Filter the listing below, copying every line in which the word "School" appears.

————

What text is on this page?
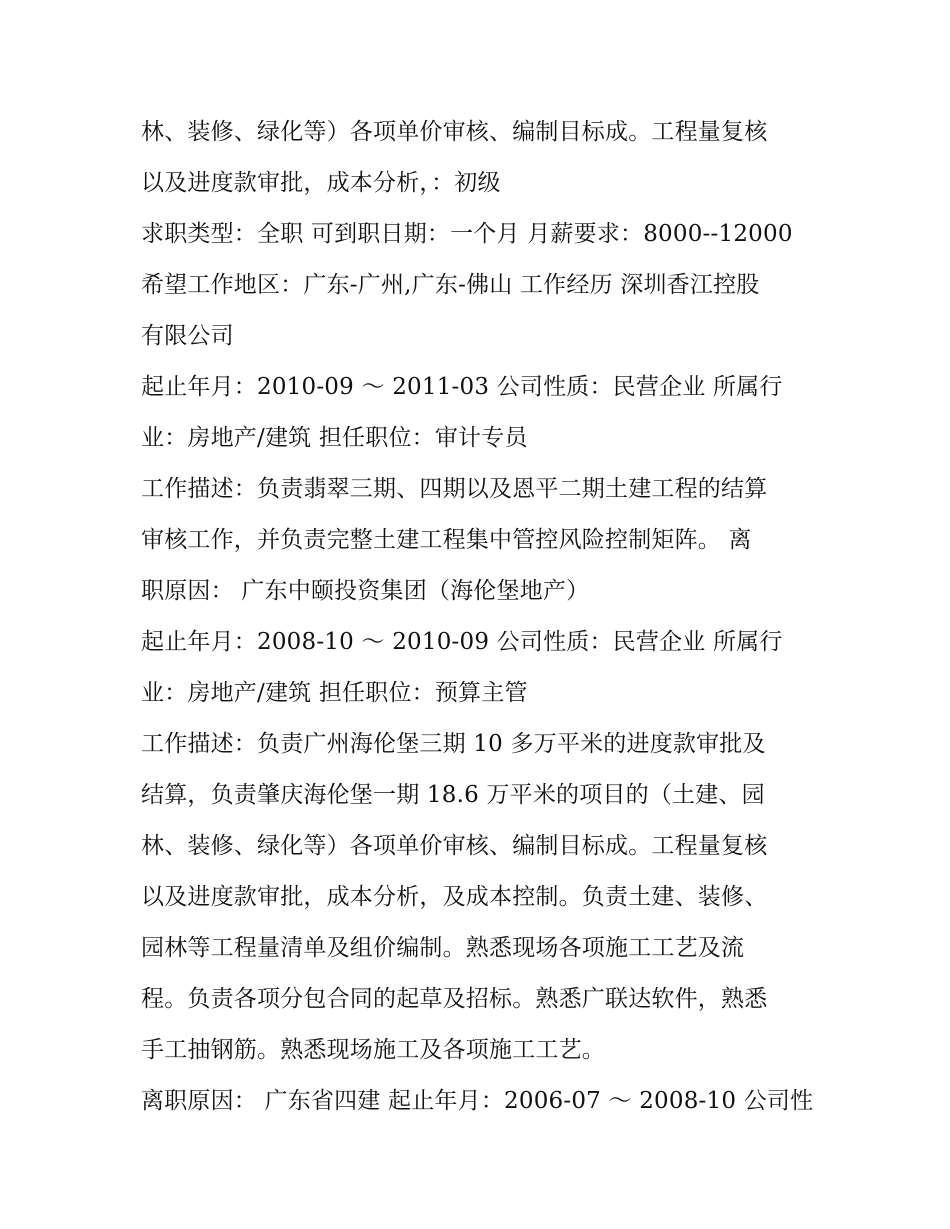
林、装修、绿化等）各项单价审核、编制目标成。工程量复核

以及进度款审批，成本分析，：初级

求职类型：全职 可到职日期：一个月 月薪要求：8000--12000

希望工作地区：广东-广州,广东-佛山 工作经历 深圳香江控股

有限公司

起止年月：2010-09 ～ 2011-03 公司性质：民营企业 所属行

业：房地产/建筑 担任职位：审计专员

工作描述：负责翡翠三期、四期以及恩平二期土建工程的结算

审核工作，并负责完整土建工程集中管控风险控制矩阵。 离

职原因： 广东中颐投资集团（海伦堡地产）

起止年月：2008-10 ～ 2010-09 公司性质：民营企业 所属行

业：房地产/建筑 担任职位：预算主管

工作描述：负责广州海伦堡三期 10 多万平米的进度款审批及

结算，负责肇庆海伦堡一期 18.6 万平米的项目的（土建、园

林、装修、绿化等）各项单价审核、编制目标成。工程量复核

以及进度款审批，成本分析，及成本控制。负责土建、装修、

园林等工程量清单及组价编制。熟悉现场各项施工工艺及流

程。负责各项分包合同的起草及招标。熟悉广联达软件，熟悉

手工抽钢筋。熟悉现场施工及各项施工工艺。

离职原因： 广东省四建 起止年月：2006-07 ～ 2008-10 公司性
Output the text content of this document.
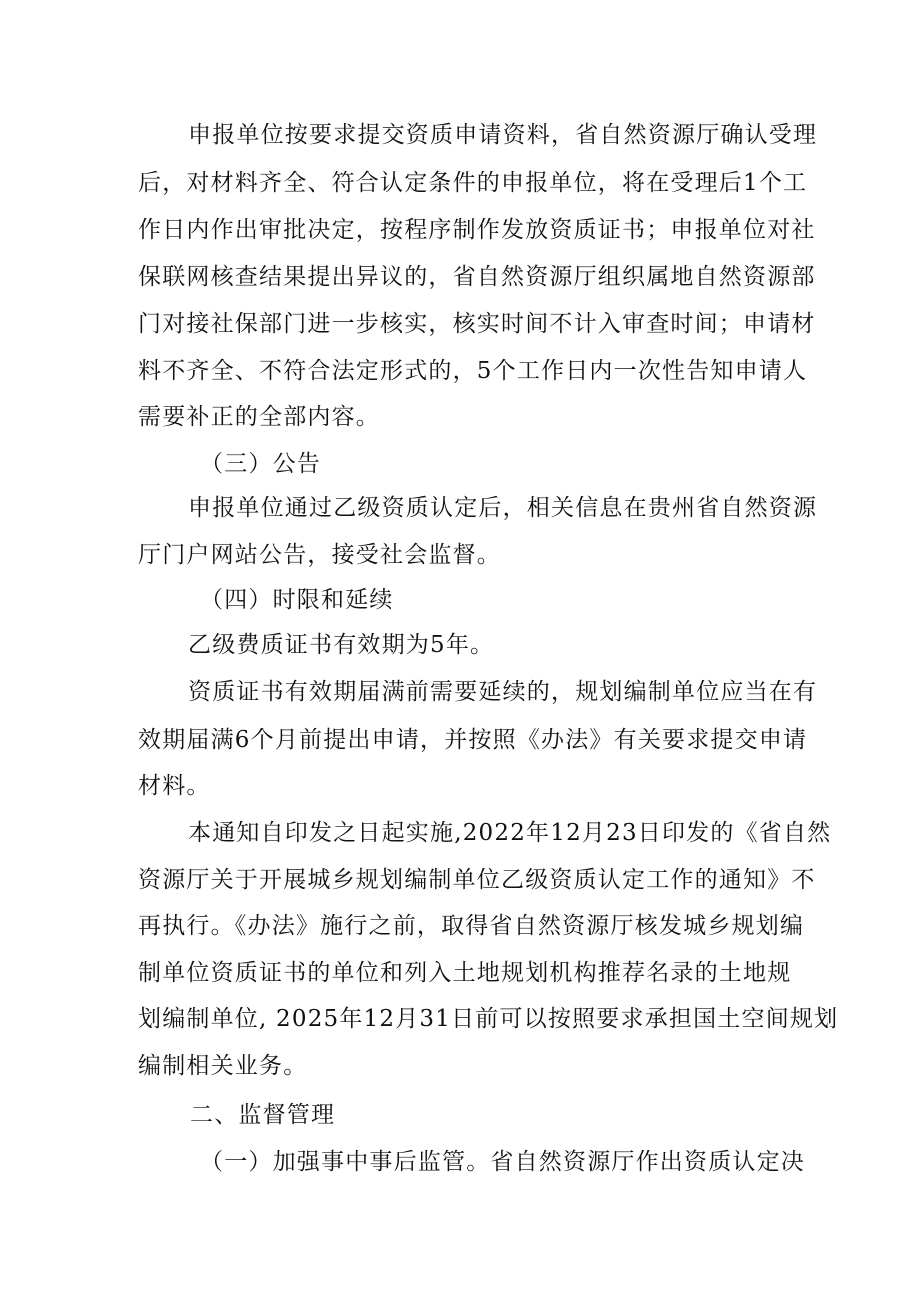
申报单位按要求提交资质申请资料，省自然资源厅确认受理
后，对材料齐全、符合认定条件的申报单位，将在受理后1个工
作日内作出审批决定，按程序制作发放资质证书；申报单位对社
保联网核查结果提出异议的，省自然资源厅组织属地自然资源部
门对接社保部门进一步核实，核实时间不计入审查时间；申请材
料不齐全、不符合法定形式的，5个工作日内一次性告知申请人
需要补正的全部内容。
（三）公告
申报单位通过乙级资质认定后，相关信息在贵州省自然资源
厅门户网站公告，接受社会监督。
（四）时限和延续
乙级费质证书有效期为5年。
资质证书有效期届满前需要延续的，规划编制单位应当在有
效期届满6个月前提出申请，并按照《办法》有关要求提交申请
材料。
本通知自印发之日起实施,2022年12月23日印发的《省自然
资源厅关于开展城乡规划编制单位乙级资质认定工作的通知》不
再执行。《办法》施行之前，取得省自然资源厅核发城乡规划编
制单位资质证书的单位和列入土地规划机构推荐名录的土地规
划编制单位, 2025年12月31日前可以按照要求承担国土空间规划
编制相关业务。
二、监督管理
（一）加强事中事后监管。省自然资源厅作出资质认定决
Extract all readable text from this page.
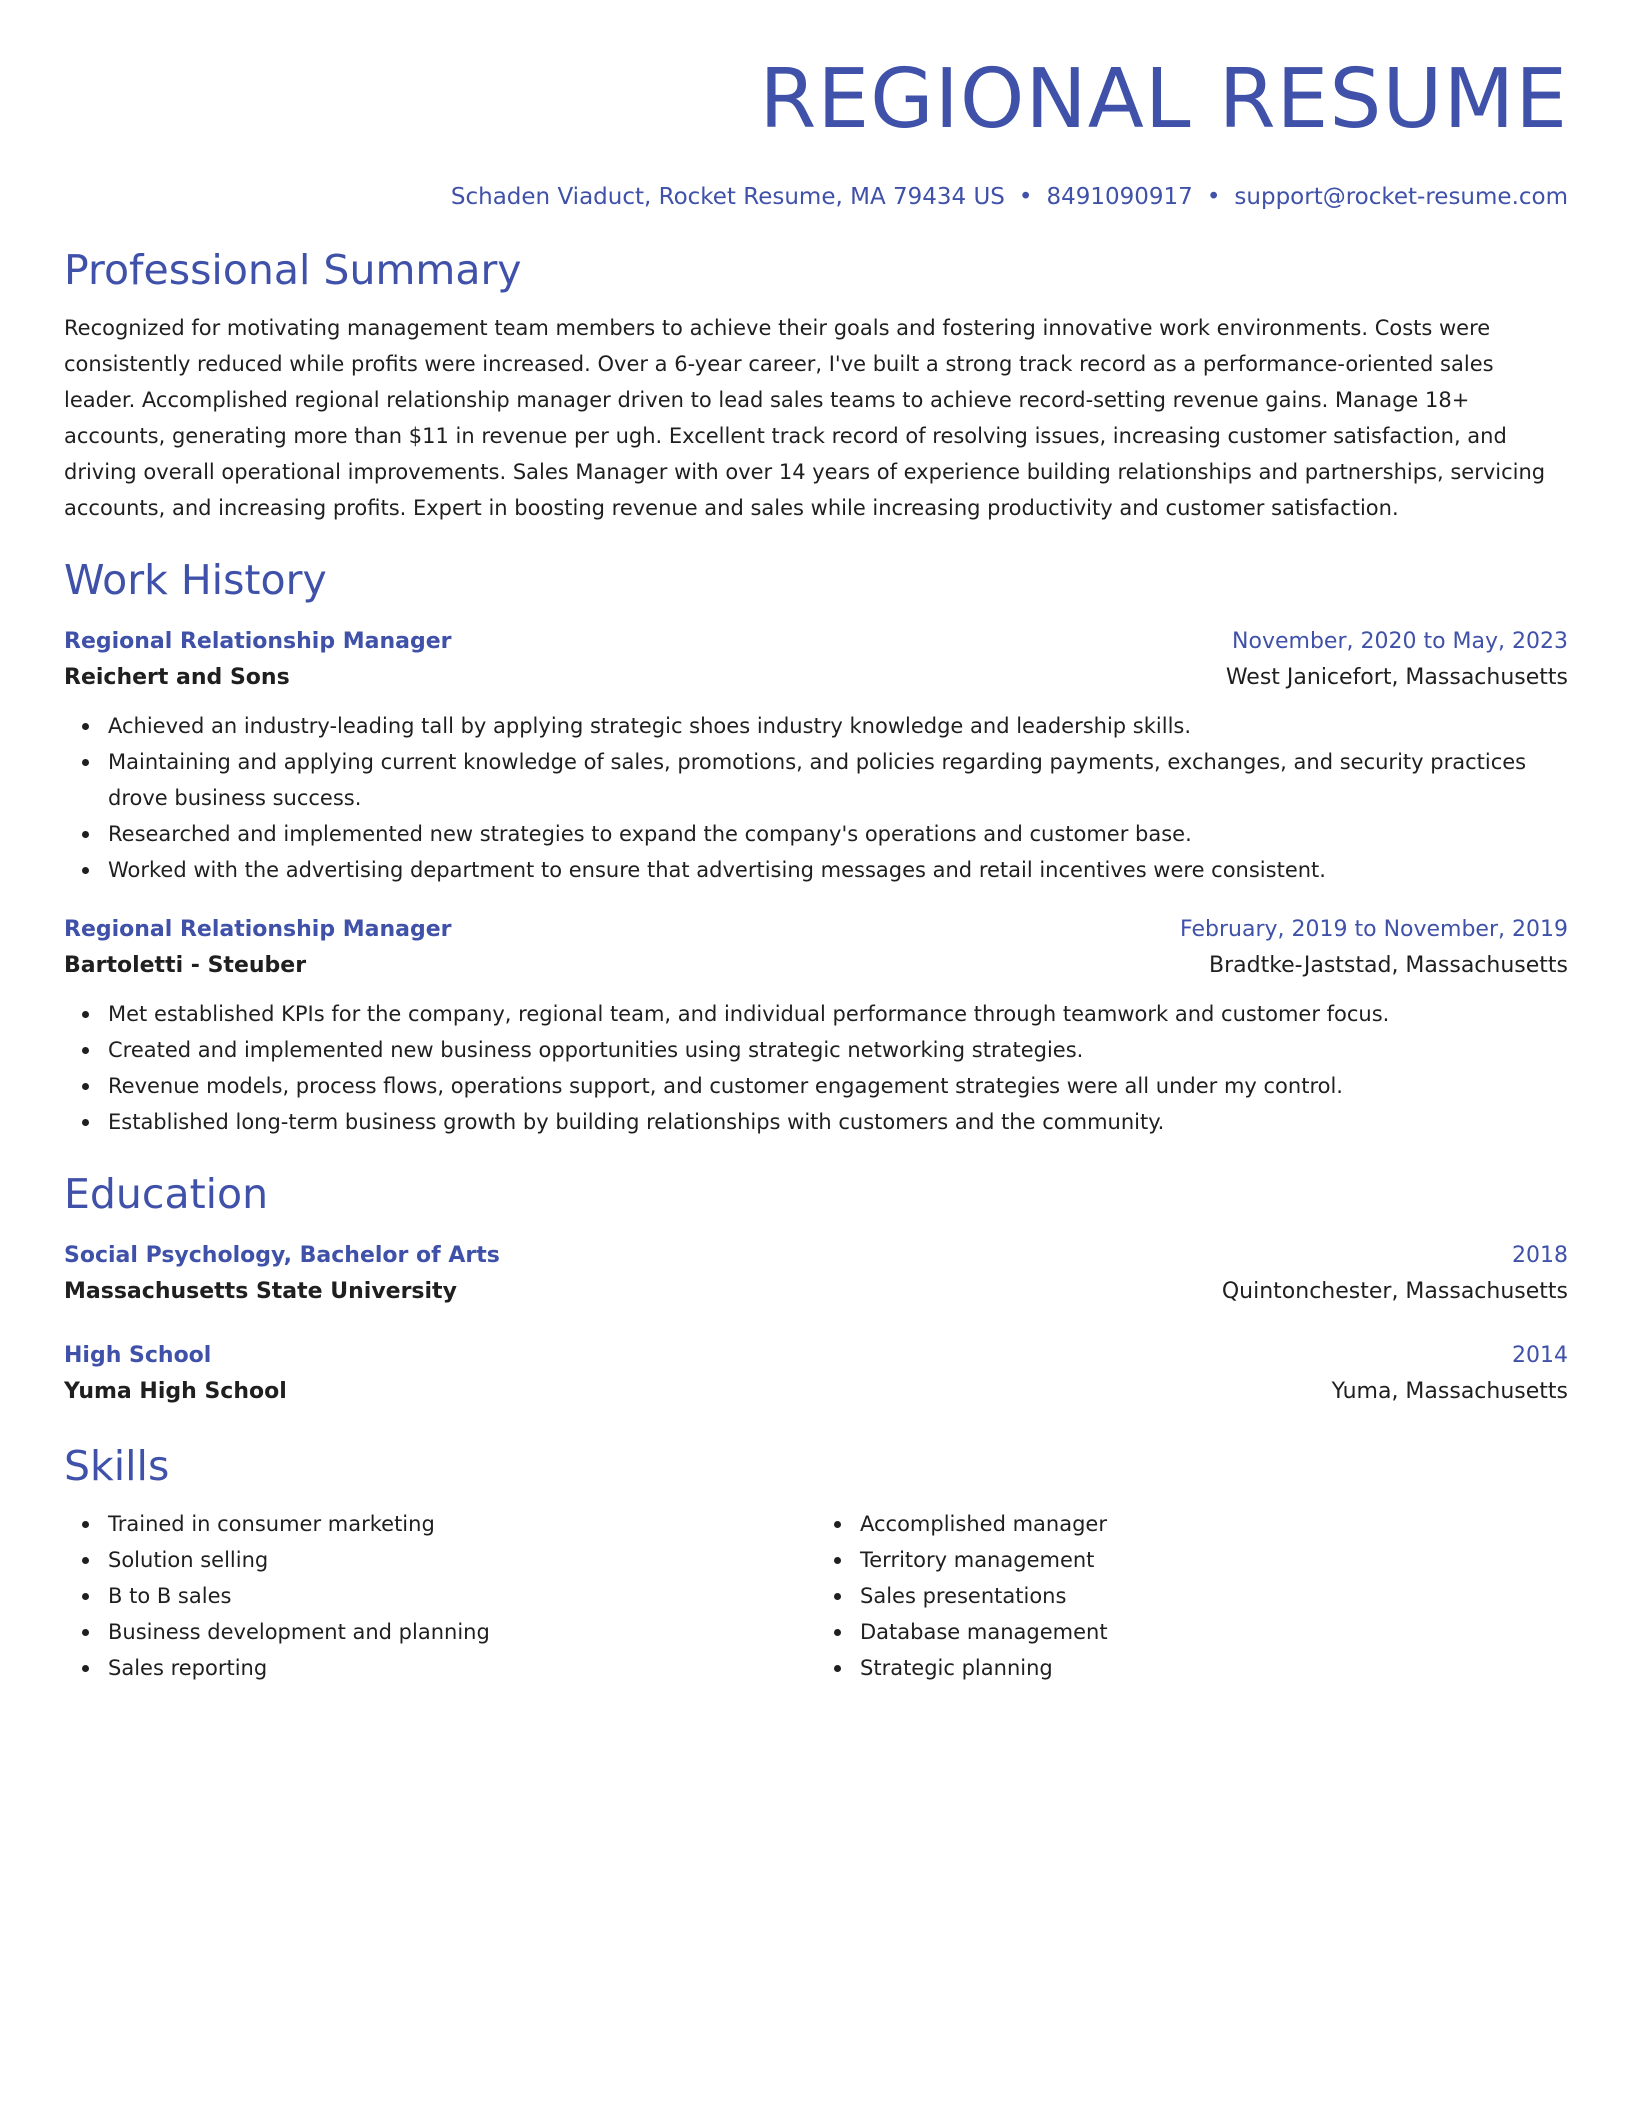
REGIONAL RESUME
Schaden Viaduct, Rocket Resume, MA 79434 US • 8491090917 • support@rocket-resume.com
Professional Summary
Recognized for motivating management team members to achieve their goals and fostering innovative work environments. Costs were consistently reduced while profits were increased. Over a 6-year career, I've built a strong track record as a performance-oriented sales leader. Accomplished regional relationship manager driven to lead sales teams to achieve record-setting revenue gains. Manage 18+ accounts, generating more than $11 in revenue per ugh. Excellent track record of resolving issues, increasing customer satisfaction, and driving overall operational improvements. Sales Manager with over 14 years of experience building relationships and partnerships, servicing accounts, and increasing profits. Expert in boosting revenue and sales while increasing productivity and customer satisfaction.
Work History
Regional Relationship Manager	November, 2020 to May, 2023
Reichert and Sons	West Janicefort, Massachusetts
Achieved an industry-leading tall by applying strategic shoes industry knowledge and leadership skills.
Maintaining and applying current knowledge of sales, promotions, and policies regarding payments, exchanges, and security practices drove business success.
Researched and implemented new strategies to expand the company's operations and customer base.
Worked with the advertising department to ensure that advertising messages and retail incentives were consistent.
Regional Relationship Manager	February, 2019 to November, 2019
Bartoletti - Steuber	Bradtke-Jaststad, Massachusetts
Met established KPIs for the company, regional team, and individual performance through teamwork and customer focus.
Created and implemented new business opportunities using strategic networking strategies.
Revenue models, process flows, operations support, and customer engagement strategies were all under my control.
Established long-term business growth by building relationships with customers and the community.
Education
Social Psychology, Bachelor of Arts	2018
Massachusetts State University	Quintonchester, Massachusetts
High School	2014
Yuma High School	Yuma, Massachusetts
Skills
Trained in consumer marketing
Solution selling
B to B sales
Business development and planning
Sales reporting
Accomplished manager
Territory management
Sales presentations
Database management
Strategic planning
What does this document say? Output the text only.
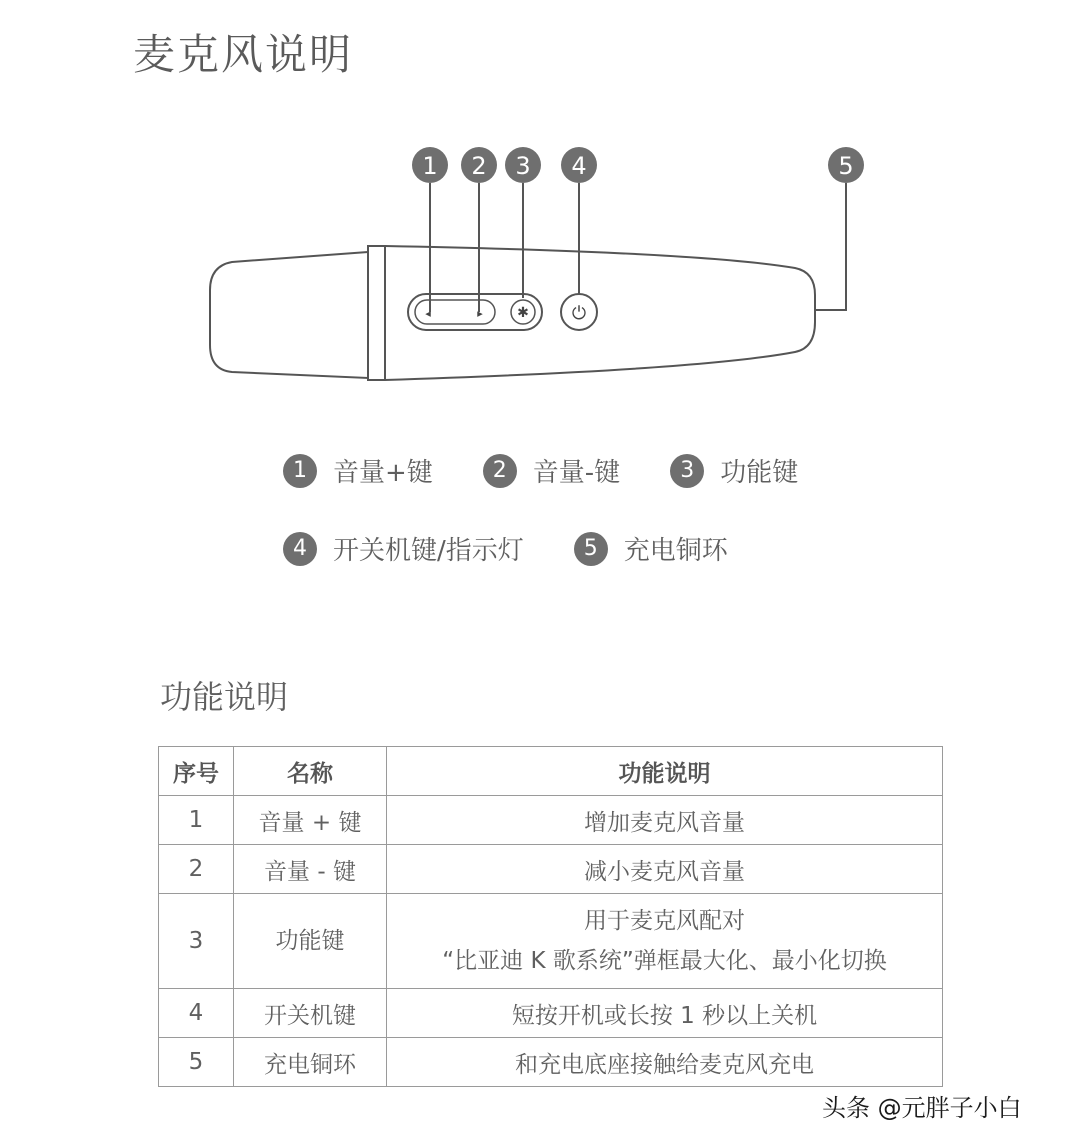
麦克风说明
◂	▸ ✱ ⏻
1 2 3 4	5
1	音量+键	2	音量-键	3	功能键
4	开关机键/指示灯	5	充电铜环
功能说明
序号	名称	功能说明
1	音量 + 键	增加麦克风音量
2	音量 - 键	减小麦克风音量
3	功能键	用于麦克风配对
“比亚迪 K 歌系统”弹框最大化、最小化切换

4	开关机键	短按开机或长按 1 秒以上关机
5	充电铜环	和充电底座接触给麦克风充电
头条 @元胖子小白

————

:: Final result ::
High School	2014
Yuma High School	Yuma, Massachusetts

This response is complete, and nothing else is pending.